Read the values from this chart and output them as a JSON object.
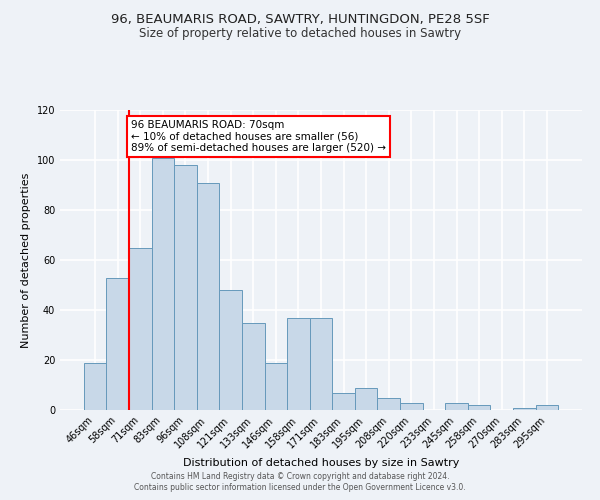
{
  "title": "96, BEAUMARIS ROAD, SAWTRY, HUNTINGDON, PE28 5SF",
  "subtitle": "Size of property relative to detached houses in Sawtry",
  "xlabel": "Distribution of detached houses by size in Sawtry",
  "ylabel": "Number of detached properties",
  "bar_labels": [
    "46sqm",
    "58sqm",
    "71sqm",
    "83sqm",
    "96sqm",
    "108sqm",
    "121sqm",
    "133sqm",
    "146sqm",
    "158sqm",
    "171sqm",
    "183sqm",
    "195sqm",
    "208sqm",
    "220sqm",
    "233sqm",
    "245sqm",
    "258sqm",
    "270sqm",
    "283sqm",
    "295sqm"
  ],
  "bar_values": [
    19,
    53,
    65,
    101,
    98,
    91,
    48,
    35,
    19,
    37,
    37,
    7,
    9,
    5,
    3,
    0,
    3,
    2,
    0,
    1,
    2
  ],
  "bar_color": "#c8d8e8",
  "bar_edge_color": "#6699bb",
  "red_line_index": 2,
  "annotation_text": "96 BEAUMARIS ROAD: 70sqm\n← 10% of detached houses are smaller (56)\n89% of semi-detached houses are larger (520) →",
  "annotation_box_color": "white",
  "annotation_box_edge": "red",
  "ylim": [
    0,
    120
  ],
  "yticks": [
    0,
    20,
    40,
    60,
    80,
    100,
    120
  ],
  "footer1": "Contains HM Land Registry data © Crown copyright and database right 2024.",
  "footer2": "Contains public sector information licensed under the Open Government Licence v3.0.",
  "bg_color": "#eef2f7",
  "plot_bg_color": "#eef2f7",
  "grid_color": "#ffffff",
  "title_fontsize": 9.5,
  "subtitle_fontsize": 8.5,
  "ylabel_fontsize": 8,
  "xlabel_fontsize": 8,
  "tick_fontsize": 7,
  "annot_fontsize": 7.5,
  "footer_fontsize": 5.5
}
# # # # # # #
Exercise task: All preceding records should be duplicated verbatim, images excepted.

Exercise response:
Read the values from this chart and output them as a JSON object.
{
  "title": "96, BEAUMARIS ROAD, SAWTRY, HUNTINGDON, PE28 5SF",
  "subtitle": "Size of property relative to detached houses in Sawtry",
  "xlabel": "Distribution of detached houses by size in Sawtry",
  "ylabel": "Number of detached properties",
  "bar_labels": [
    "46sqm",
    "58sqm",
    "71sqm",
    "83sqm",
    "96sqm",
    "108sqm",
    "121sqm",
    "133sqm",
    "146sqm",
    "158sqm",
    "171sqm",
    "183sqm",
    "195sqm",
    "208sqm",
    "220sqm",
    "233sqm",
    "245sqm",
    "258sqm",
    "270sqm",
    "283sqm",
    "295sqm"
  ],
  "bar_values": [
    19,
    53,
    65,
    101,
    98,
    91,
    48,
    35,
    19,
    37,
    37,
    7,
    9,
    5,
    3,
    0,
    3,
    2,
    0,
    1,
    2
  ],
  "bar_color": "#c8d8e8",
  "bar_edge_color": "#6699bb",
  "red_line_index": 2,
  "annotation_text": "96 BEAUMARIS ROAD: 70sqm\n← 10% of detached houses are smaller (56)\n89% of semi-detached houses are larger (520) →",
  "annotation_box_color": "white",
  "annotation_box_edge": "red",
  "ylim": [
    0,
    120
  ],
  "yticks": [
    0,
    20,
    40,
    60,
    80,
    100,
    120
  ],
  "footer1": "Contains HM Land Registry data © Crown copyright and database right 2024.",
  "footer2": "Contains public sector information licensed under the Open Government Licence v3.0.",
  "bg_color": "#eef2f7",
  "plot_bg_color": "#eef2f7",
  "grid_color": "#ffffff",
  "title_fontsize": 9.5,
  "subtitle_fontsize": 8.5,
  "ylabel_fontsize": 8,
  "xlabel_fontsize": 8,
  "tick_fontsize": 7,
  "annot_fontsize": 7.5,
  "footer_fontsize": 5.5
}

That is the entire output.